Figure content listings:
▶
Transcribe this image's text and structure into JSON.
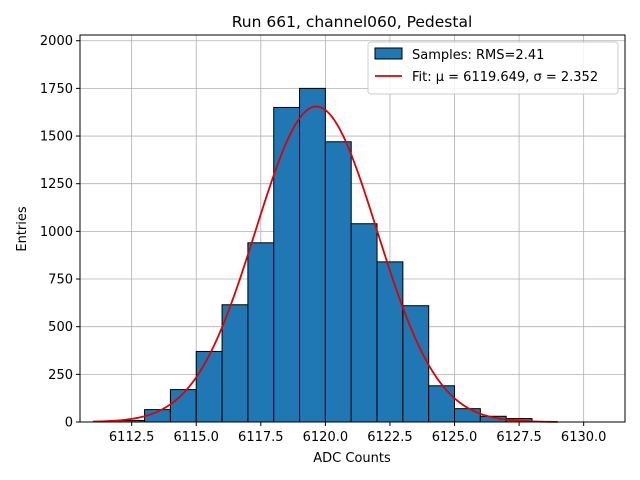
{
  "chart_data": {
    "type": "bar",
    "title": "Run 661, channel060, Pedestal",
    "xlabel": "ADC Counts",
    "ylabel": "Entries",
    "xlim": [
      6110.5,
      6131.6
    ],
    "ylim": [
      0,
      2030
    ],
    "xticks": [
      6112.5,
      6115.0,
      6117.5,
      6120.0,
      6122.5,
      6125.0,
      6127.5,
      6130.0
    ],
    "xtick_labels": [
      "6112.5",
      "6115.0",
      "6117.5",
      "6120.0",
      "6122.5",
      "6125.0",
      "6127.5",
      "6130.0"
    ],
    "yticks": [
      0,
      250,
      500,
      750,
      1000,
      1250,
      1500,
      1750,
      2000
    ],
    "ytick_labels": [
      "0",
      "250",
      "500",
      "750",
      "1000",
      "1250",
      "1500",
      "1750",
      "2000"
    ],
    "grid": true,
    "legend_position": "upper right",
    "bins": {
      "edges": [
        6112.0,
        6113.0,
        6114.0,
        6115.0,
        6116.0,
        6117.0,
        6118.0,
        6119.0,
        6120.0,
        6121.0,
        6122.0,
        6123.0,
        6124.0,
        6125.0,
        6126.0,
        6127.0,
        6128.0
      ],
      "counts": [
        8,
        65,
        170,
        370,
        615,
        940,
        1650,
        1750,
        1470,
        1040,
        840,
        610,
        190,
        70,
        30,
        18
      ]
    },
    "series": [
      {
        "name": "Samples: RMS=2.41",
        "kind": "histogram",
        "color": "#1f77b4",
        "edgecolor": "#000000"
      },
      {
        "name": "Fit: μ = 6119.649, σ = 2.352",
        "kind": "line",
        "color": "#e00000",
        "mu": 6119.649,
        "sigma": 2.352,
        "amplitude": 1655,
        "x_range": [
          6111.0,
          6129.0
        ]
      }
    ]
  }
}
◀
Exercise prompt → Pictures don't belong in the copy. Restate all the entries exactly.

Solution to the exercise →
Transcribe this image's text and structure into JSON.
{
  "chart_data": {
    "type": "bar",
    "title": "Run 661, channel060, Pedestal",
    "xlabel": "ADC Counts",
    "ylabel": "Entries",
    "xlim": [
      6110.5,
      6131.6
    ],
    "ylim": [
      0,
      2030
    ],
    "xticks": [
      6112.5,
      6115.0,
      6117.5,
      6120.0,
      6122.5,
      6125.0,
      6127.5,
      6130.0
    ],
    "xtick_labels": [
      "6112.5",
      "6115.0",
      "6117.5",
      "6120.0",
      "6122.5",
      "6125.0",
      "6127.5",
      "6130.0"
    ],
    "yticks": [
      0,
      250,
      500,
      750,
      1000,
      1250,
      1500,
      1750,
      2000
    ],
    "ytick_labels": [
      "0",
      "250",
      "500",
      "750",
      "1000",
      "1250",
      "1500",
      "1750",
      "2000"
    ],
    "grid": true,
    "legend_position": "upper right",
    "bins": {
      "edges": [
        6112.0,
        6113.0,
        6114.0,
        6115.0,
        6116.0,
        6117.0,
        6118.0,
        6119.0,
        6120.0,
        6121.0,
        6122.0,
        6123.0,
        6124.0,
        6125.0,
        6126.0,
        6127.0,
        6128.0
      ],
      "counts": [
        8,
        65,
        170,
        370,
        615,
        940,
        1650,
        1750,
        1470,
        1040,
        840,
        610,
        190,
        70,
        30,
        18
      ]
    },
    "series": [
      {
        "name": "Samples: RMS=2.41",
        "kind": "histogram",
        "color": "#1f77b4",
        "edgecolor": "#000000"
      },
      {
        "name": "Fit: μ = 6119.649, σ = 2.352",
        "kind": "line",
        "color": "#e00000",
        "mu": 6119.649,
        "sigma": 2.352,
        "amplitude": 1655,
        "x_range": [
          6111.0,
          6129.0
        ]
      }
    ]
  }
}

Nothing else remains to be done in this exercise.